Short task: Pictures stay out of the copy; set down each line of the listing below exactly.
# START OF Supplied material
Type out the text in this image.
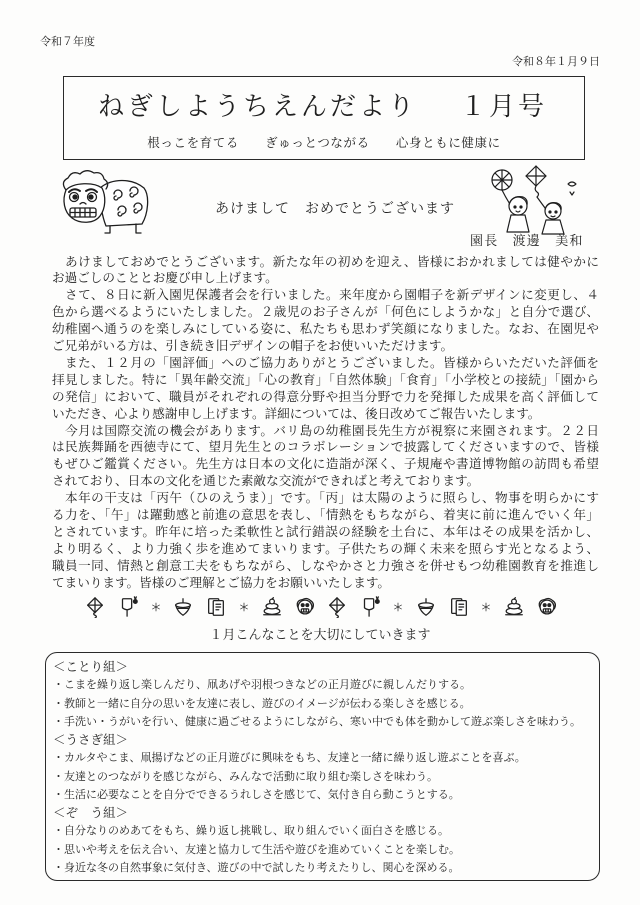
令和７年度
令和８年１月９日
ねぎしようちえんだより １月号
根っこを育てる　　ぎゅっとつながる　　心身ともに健康に
あけまして　おめでとうございます
園長　渡邊　美和
　あけましておめでとうございます。新たな年の初めを迎え、皆様におかれましては健やかに
お過ごしのこととお慶び申し上げます。
　さて、８日に新入園児保護者会を行いました。来年度から園帽子を新デザインに変更し、４
色から選べるようにいたしました。２歳児のお子さんが「何色にしようかな」と自分で選び、
幼稚園へ通うのを楽しみにしている姿に、私たちも思わず笑顔になりました。なお、在園児や
ご兄弟がいる方は、引き続き旧デザインの帽子をお使いいただけます。
　また、１２月の「園評価」へのご協力ありがとうございました。皆様からいただいた評価を
拝見しました。特に「異年齢交流」「心の教育」「自然体験」「食育」「小学校との接続」「園から
の発信」において、職員がそれぞれの得意分野や担当分野で力を発揮した成果を高く評価して
いただき、心より感謝申し上げます。詳細については、後日改めてご報告いたします。
　今月は国際交流の機会があります。バリ島の幼稚園長先生方が視察に来園されます。２２日
は民族舞踊を西徳寺にて、望月先生とのコラボレーションで披露してくださいますので、皆様
もぜひご鑑賞ください。先生方は日本の文化に造詣が深く、子規庵や書道博物館の訪問も希望
されており、日本の文化を通じた素敵な交流ができればと考えております。
　本年の干支は「丙午（ひのえうま）」です。「丙」は太陽のように照らし、物事を明らかにす
る力を、「午」は躍動感と前進の意思を表し、「情熱をもちながら、着実に前に進んでいく年」
とされています。昨年に培った柔軟性と試行錯誤の経験を土台に、本年はその成果を活かし、
より明るく、より力強く歩を進めてまいります。子供たちの輝く未来を照らす光となるよう、
職員一同、情熱と創意工夫をもちながら、しなやかさと力強さを併せもつ幼稚園教育を推進し
てまいります。皆様のご理解とご協力をお願いいたします。
１月こんなことを大切にしていきます
＜ことり組＞
・こまを繰り返し楽しんだり、凧あげや羽根つきなどの正月遊びに親しんだりする。
・教師と一緒に自分の思いを友達に表し、遊びのイメージが伝わる楽しさを感じる。
・手洗い・うがいを行い、健康に過ごせるようにしながら、寒い中でも体を動かして遊ぶ楽しさを味わう。
＜うさぎ組＞
・カルタやこま、凧揚げなどの正月遊びに興味をもち、友達と一緒に繰り返し遊ぶことを喜ぶ。
・友達とのつながりを感じながら、みんなで活動に取り組む楽しさを味わう。
・生活に必要なことを自分でできるうれしさを感じて、気付き自ら動こうとする。
＜ぞ　う組＞
・自分なりのめあてをもち、繰り返し挑戦し、取り組んでいく面白さを感じる。
・思いや考えを伝え合い、友達と協力して生活や遊びを進めていくことを楽しむ。
・身近な冬の自然事象に気付き、遊びの中で試したり考えたりし、関心を深める。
# END OF Supplied material
Output below:
Type out the text in this image.
令和７年度
令和８年１月９日
ねぎしようちえんだより １月号
根っこを育てる　　ぎゅっとつながる　　心身ともに健康に
あけまして　おめでとうございます
園長　渡邊　美和
　あけましておめでとうございます。新たな年の初めを迎え、皆様におかれましては健やかに
お過ごしのこととお慶び申し上げます。
　さて、８日に新入園児保護者会を行いました。来年度から園帽子を新デザインに変更し、４
色から選べるようにいたしました。２歳児のお子さんが「何色にしようかな」と自分で選び、
幼稚園へ通うのを楽しみにしている姿に、私たちも思わず笑顔になりました。なお、在園児や
ご兄弟がいる方は、引き続き旧デザインの帽子をお使いいただけます。
　また、１２月の「園評価」へのご協力ありがとうございました。皆様からいただいた評価を
拝見しました。特に「異年齢交流」「心の教育」「自然体験」「食育」「小学校との接続」「園から
の発信」において、職員がそれぞれの得意分野や担当分野で力を発揮した成果を高く評価して
いただき、心より感謝申し上げます。詳細については、後日改めてご報告いたします。
　今月は国際交流の機会があります。バリ島の幼稚園長先生方が視察に来園されます。２２日
は民族舞踊を西徳寺にて、望月先生とのコラボレーションで披露してくださいますので、皆様
もぜひご鑑賞ください。先生方は日本の文化に造詣が深く、子規庵や書道博物館の訪問も希望
されており、日本の文化を通じた素敵な交流ができればと考えております。
　本年の干支は「丙午（ひのえうま）」です。「丙」は太陽のように照らし、物事を明らかにす
る力を、「午」は躍動感と前進の意思を表し、「情熱をもちながら、着実に前に進んでいく年」
とされています。昨年に培った柔軟性と試行錯誤の経験を土台に、本年はその成果を活かし、
より明るく、より力強く歩を進めてまいります。子供たちの輝く未来を照らす光となるよう、
職員一同、情熱と創意工夫をもちながら、しなやかさと力強さを併せもつ幼稚園教育を推進し
てまいります。皆様のご理解とご協力をお願いいたします。
１月こんなことを大切にしていきます
＜ことり組＞
・こまを繰り返し楽しんだり、凧あげや羽根つきなどの正月遊びに親しんだりする。
・教師と一緒に自分の思いを友達に表し、遊びのイメージが伝わる楽しさを感じる。
・手洗い・うがいを行い、健康に過ごせるようにしながら、寒い中でも体を動かして遊ぶ楽しさを味わう。
＜うさぎ組＞
・カルタやこま、凧揚げなどの正月遊びに興味をもち、友達と一緒に繰り返し遊ぶことを喜ぶ。
・友達とのつながりを感じながら、みんなで活動に取り組む楽しさを味わう。
・生活に必要なことを自分でできるうれしさを感じて、気付き自ら動こうとする。
＜ぞ　う組＞
・自分なりのめあてをもち、繰り返し挑戦し、取り組んでいく面白さを感じる。
・思いや考えを伝え合い、友達と協力して生活や遊びを進めていくことを楽しむ。
・身近な冬の自然事象に気付き、遊びの中で試したり考えたりし、関心を深める。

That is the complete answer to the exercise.